REQUIREMENT:
Go through the entries below and count the lines holding the word "GUIDE". Reply with only the number, please.

RECORDS FOR THIS TASK:
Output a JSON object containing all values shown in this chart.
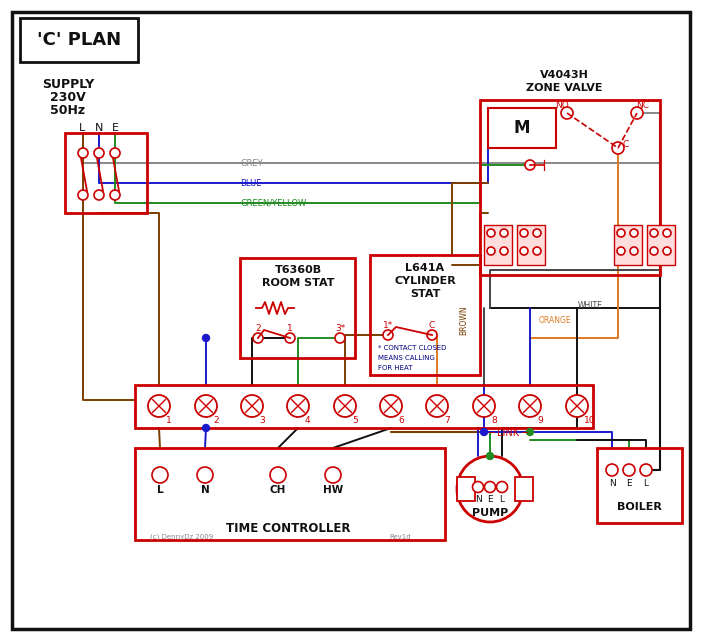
{
  "bg": "#ffffff",
  "R": "#cc0000",
  "B": "#1a1acc",
  "BR": "#7B3F00",
  "G": "#228B22",
  "GR": "#888888",
  "OR": "#E07820",
  "BK": "#111111",
  "DB": "#000080",
  "WH": "#444444",
  "title": "'C' PLAN",
  "supply_lines": [
    "SUPPLY",
    "230V",
    "50Hz"
  ],
  "lne": [
    "L",
    "N",
    "E"
  ],
  "tc_label": "TIME CONTROLLER",
  "rs_lines": [
    "T6360B",
    "ROOM STAT"
  ],
  "cs_lines": [
    "L641A",
    "CYLINDER",
    "STAT"
  ],
  "zv_lines": [
    "V4043H",
    "ZONE VALVE"
  ],
  "pump_label": "PUMP",
  "boiler_label": "BOILER",
  "terms": [
    "1",
    "2",
    "3",
    "4",
    "5",
    "6",
    "7",
    "8",
    "9",
    "10"
  ],
  "tc_terms": [
    [
      "L",
      160
    ],
    [
      "N",
      205
    ],
    [
      "CH",
      278
    ],
    [
      "HW",
      333
    ]
  ],
  "note_lines": [
    "* CONTACT CLOSED",
    "MEANS CALLING",
    "FOR HEAT"
  ],
  "link_label": "LINK",
  "wire_labels": [
    "GREY",
    "BLUE",
    "GREEN/YELLOW",
    "BROWN",
    "WHITE",
    "ORANGE"
  ],
  "no_nc_c": [
    "NO",
    "NC",
    "C"
  ],
  "motor": "M",
  "copyright": "(c) DennyDz 2009",
  "rev": "Rev1d"
}
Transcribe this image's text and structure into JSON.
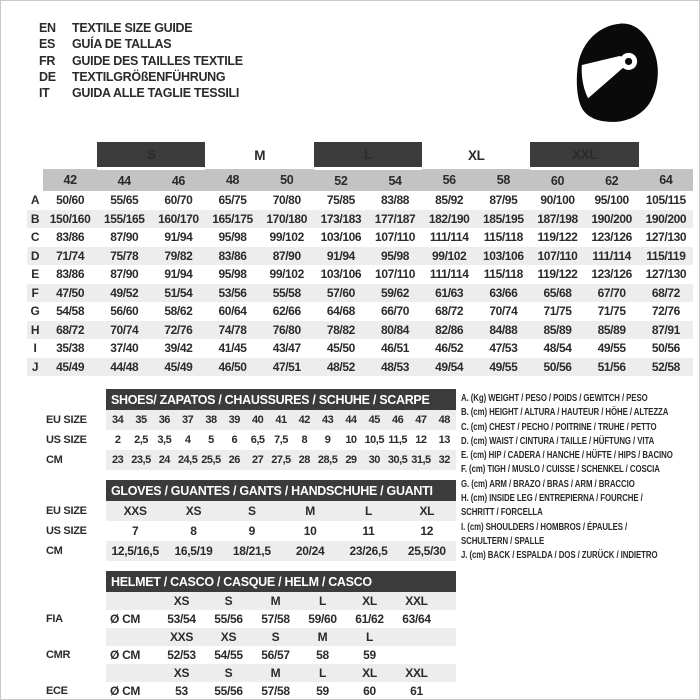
{
  "header": {
    "languages": [
      {
        "code": "EN",
        "title": "TEXTILE SIZE GUIDE"
      },
      {
        "code": "ES",
        "title": "GUÍA DE TALLAS"
      },
      {
        "code": "FR",
        "title": "GUIDE DES TAILLES TEXTILE"
      },
      {
        "code": "DE",
        "title": "TEXTILGRÖßENFÜHRUNG"
      },
      {
        "code": "IT",
        "title": "GUIDA ALLE TAGLIE TESSILI"
      }
    ],
    "icon": "racing-helmet"
  },
  "main_table": {
    "groups": [
      {
        "label": "S",
        "dark": true
      },
      {
        "label": "M",
        "dark": false
      },
      {
        "label": "L",
        "dark": true
      },
      {
        "label": "XL",
        "dark": false
      },
      {
        "label": "XXL",
        "dark": true
      }
    ],
    "sizes": [
      "42",
      "44",
      "46",
      "48",
      "50",
      "52",
      "54",
      "56",
      "58",
      "60",
      "62",
      "64"
    ],
    "rows": [
      {
        "label": "A",
        "values": [
          "50/60",
          "55/65",
          "60/70",
          "65/75",
          "70/80",
          "75/85",
          "83/88",
          "85/92",
          "87/95",
          "90/100",
          "95/100",
          "105/115"
        ]
      },
      {
        "label": "B",
        "values": [
          "150/160",
          "155/165",
          "160/170",
          "165/175",
          "170/180",
          "173/183",
          "177/187",
          "182/190",
          "185/195",
          "187/198",
          "190/200",
          "190/200"
        ]
      },
      {
        "label": "C",
        "values": [
          "83/86",
          "87/90",
          "91/94",
          "95/98",
          "99/102",
          "103/106",
          "107/110",
          "111/114",
          "115/118",
          "119/122",
          "123/126",
          "127/130"
        ]
      },
      {
        "label": "D",
        "values": [
          "71/74",
          "75/78",
          "79/82",
          "83/86",
          "87/90",
          "91/94",
          "95/98",
          "99/102",
          "103/106",
          "107/110",
          "111/114",
          "115/119"
        ]
      },
      {
        "label": "E",
        "values": [
          "83/86",
          "87/90",
          "91/94",
          "95/98",
          "99/102",
          "103/106",
          "107/110",
          "111/114",
          "115/118",
          "119/122",
          "123/126",
          "127/130"
        ]
      },
      {
        "label": "F",
        "values": [
          "47/50",
          "49/52",
          "51/54",
          "53/56",
          "55/58",
          "57/60",
          "59/62",
          "61/63",
          "63/66",
          "65/68",
          "67/70",
          "68/72"
        ]
      },
      {
        "label": "G",
        "values": [
          "54/58",
          "56/60",
          "58/62",
          "60/64",
          "62/66",
          "64/68",
          "66/70",
          "68/72",
          "70/74",
          "71/75",
          "71/75",
          "72/76"
        ]
      },
      {
        "label": "H",
        "values": [
          "68/72",
          "70/74",
          "72/76",
          "74/78",
          "76/80",
          "78/82",
          "80/84",
          "82/86",
          "84/88",
          "85/89",
          "85/89",
          "87/91"
        ]
      },
      {
        "label": "I",
        "values": [
          "35/38",
          "37/40",
          "39/42",
          "41/45",
          "43/47",
          "45/50",
          "46/51",
          "46/52",
          "47/53",
          "48/54",
          "49/55",
          "50/56"
        ]
      },
      {
        "label": "J",
        "values": [
          "45/49",
          "44/48",
          "45/49",
          "46/50",
          "47/51",
          "48/52",
          "48/53",
          "49/54",
          "49/55",
          "50/56",
          "51/56",
          "52/58"
        ]
      }
    ]
  },
  "shoes_table": {
    "title": "SHOES/ ZAPATOS / CHAUSSURES / SCHUHE / SCARPE",
    "rows": [
      {
        "label": "EU SIZE",
        "shaded": true,
        "values": [
          "34",
          "35",
          "36",
          "37",
          "38",
          "39",
          "40",
          "41",
          "42",
          "43",
          "44",
          "45",
          "46",
          "47",
          "48"
        ]
      },
      {
        "label": "US SIZE",
        "shaded": false,
        "values": [
          "2",
          "2,5",
          "3,5",
          "4",
          "5",
          "6",
          "6,5",
          "7,5",
          "8",
          "9",
          "10",
          "10,5",
          "11,5",
          "12",
          "13"
        ]
      },
      {
        "label": "CM",
        "shaded": true,
        "values": [
          "23",
          "23,5",
          "24",
          "24,5",
          "25,5",
          "26",
          "27",
          "27,5",
          "28",
          "28,5",
          "29",
          "30",
          "30,5",
          "31,5",
          "32"
        ]
      }
    ]
  },
  "gloves_table": {
    "title": "GLOVES / GUANTES / GANTS / HANDSCHUHE / GUANTI",
    "rows": [
      {
        "label": "EU SIZE",
        "shaded": true,
        "values": [
          "XXS",
          "XS",
          "S",
          "M",
          "L",
          "XL"
        ]
      },
      {
        "label": "US SIZE",
        "shaded": false,
        "values": [
          "7",
          "8",
          "9",
          "10",
          "11",
          "12"
        ]
      },
      {
        "label": "CM",
        "shaded": true,
        "values": [
          "12,5/16,5",
          "16,5/19",
          "18/21,5",
          "20/24",
          "23/26,5",
          "25,5/30"
        ]
      }
    ]
  },
  "helmet_table": {
    "title": "HELMET / CASCO / CASQUE / HELM / CASCO",
    "sections": [
      {
        "label": "FIA",
        "unit": "Ø CM",
        "sizes": [
          "XS",
          "S",
          "M",
          "L",
          "XL",
          "XXL"
        ],
        "values": [
          "53/54",
          "55/56",
          "57/58",
          "59/60",
          "61/62",
          "63/64"
        ]
      },
      {
        "label": "CMR",
        "unit": "Ø CM",
        "sizes": [
          "XXS",
          "XS",
          "S",
          "M",
          "L"
        ],
        "values": [
          "52/53",
          "54/55",
          "56/57",
          "58",
          "59"
        ]
      },
      {
        "label": "ECE",
        "unit": "Ø CM",
        "sizes": [
          "XS",
          "S",
          "M",
          "L",
          "XL",
          "XXL"
        ],
        "values": [
          "53",
          "55/56",
          "57/58",
          "59",
          "60",
          "61"
        ]
      }
    ]
  },
  "legend": {
    "items": [
      {
        "lines": [
          "A. (Kg) WEIGHT / PESO / POIDS / GEWITCH / PESO"
        ]
      },
      {
        "lines": [
          "B. (cm) HEIGHT / ALTURA / HAUTEUR / HÖHE / ALTEZZA"
        ]
      },
      {
        "lines": [
          "C. (cm) CHEST / PECHO / POITRINE / TRUHE / PETTO"
        ]
      },
      {
        "lines": [
          "D. (cm) WAIST / CINTURA / TAILLE / HÜFTUNG / VITA"
        ]
      },
      {
        "lines": [
          "E. (cm) HIP / CADERA / HANCHE / HÜFTE / HIPS /  BACINO"
        ]
      },
      {
        "lines": [
          "F. (cm) TIGH / MUSLO / CUISSE / SCHENKEL / COSCIA"
        ]
      },
      {
        "lines": [
          "G. (cm) ARM  / BRAZO / BRAS / ARM / BRACCIO"
        ]
      },
      {
        "lines": [
          "H. (cm) INSIDE LEG / ENTREPIERNA / FOURCHE /",
          "SCHRITT / FORCELLA"
        ]
      },
      {
        "lines": [
          "I.  (cm) SHOULDERS / HOMBROS / ÉPAULES /",
          "SCHULTERN / SPALLE"
        ]
      },
      {
        "lines": [
          "J. (cm) BACK / ESPALDA / DOS / ZURÜCK / INDIETRO"
        ]
      }
    ]
  },
  "colors": {
    "dark_band": "#3b3b3b",
    "size_band": "#c3c3c3",
    "stripe": "#ededed",
    "text": "#2b2b2b"
  }
}
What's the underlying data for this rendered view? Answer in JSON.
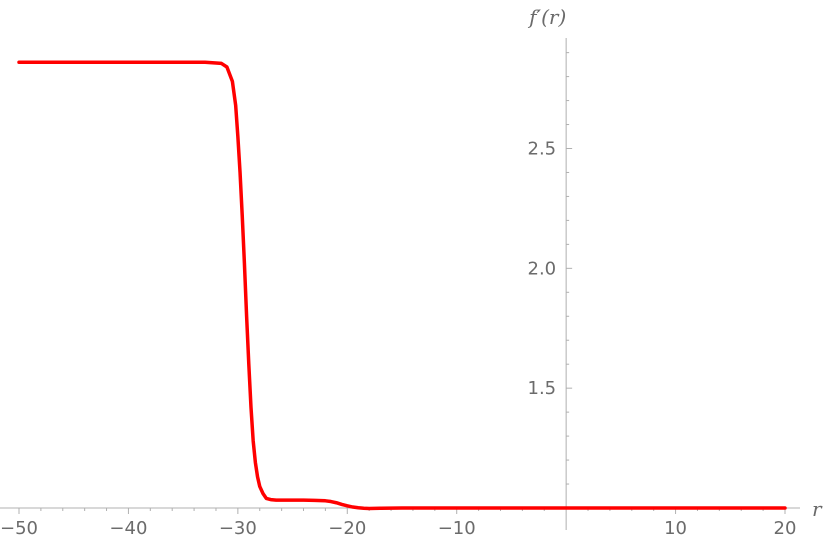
{
  "chart_data": {
    "type": "line",
    "title": "",
    "xlabel": "r",
    "ylabel": "f′(r)",
    "xlim": [
      -51,
      21
    ],
    "ylim": [
      1.0,
      2.95
    ],
    "x_axis_at_y": 1.0,
    "y_axis_at_x": 0,
    "x_ticks": [
      -50,
      -40,
      -30,
      -20,
      -10,
      10,
      20
    ],
    "x_tick_labels": [
      "−50",
      "−40",
      "−30",
      "−20",
      "−10",
      "10",
      "20"
    ],
    "y_ticks": [
      1.5,
      2.0,
      2.5
    ],
    "y_tick_labels": [
      "1.5",
      "2.0",
      "2.5"
    ],
    "grid": false,
    "legend": "none",
    "series": [
      {
        "color": "#ff0000",
        "x": [
          -50,
          -40,
          -33,
          -31.5,
          -31,
          -30.5,
          -30.2,
          -30,
          -29.8,
          -29.6,
          -29.4,
          -29.2,
          -29,
          -28.8,
          -28.6,
          -28.4,
          -28.2,
          -28,
          -27.7,
          -27.4,
          -27,
          -26.5,
          -26,
          -25,
          -24,
          -23,
          -22,
          -21.5,
          -21,
          -20.5,
          -20,
          -19.5,
          -19,
          -18.5,
          -18,
          -17,
          -15,
          -10,
          0,
          10,
          20
        ],
        "y": [
          2.86,
          2.86,
          2.86,
          2.855,
          2.84,
          2.78,
          2.68,
          2.55,
          2.4,
          2.22,
          2.02,
          1.8,
          1.6,
          1.42,
          1.28,
          1.19,
          1.13,
          1.09,
          1.06,
          1.04,
          1.035,
          1.033,
          1.033,
          1.033,
          1.033,
          1.032,
          1.03,
          1.027,
          1.022,
          1.015,
          1.009,
          1.004,
          1.001,
          0.999,
          0.998,
          0.999,
          1.0,
          1.0,
          1.0,
          1.0,
          1.0
        ]
      }
    ]
  }
}
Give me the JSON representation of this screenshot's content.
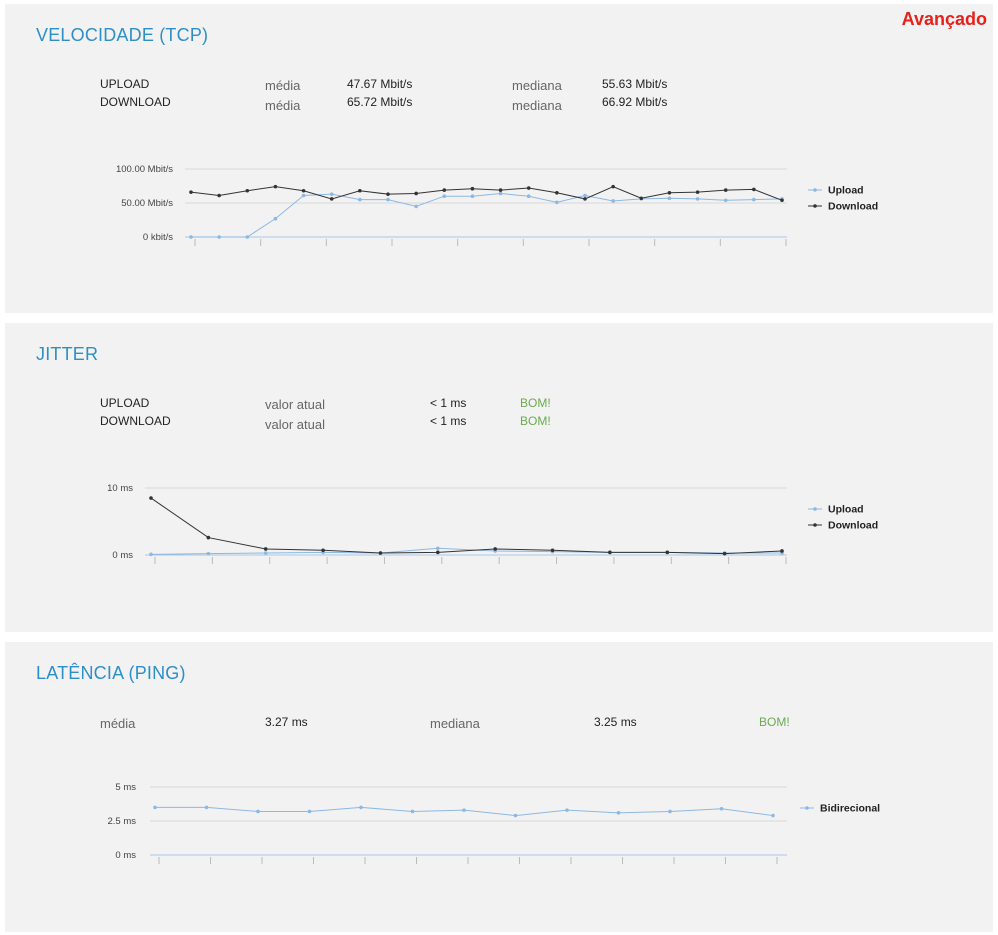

EXERCISE SOLUTION:
2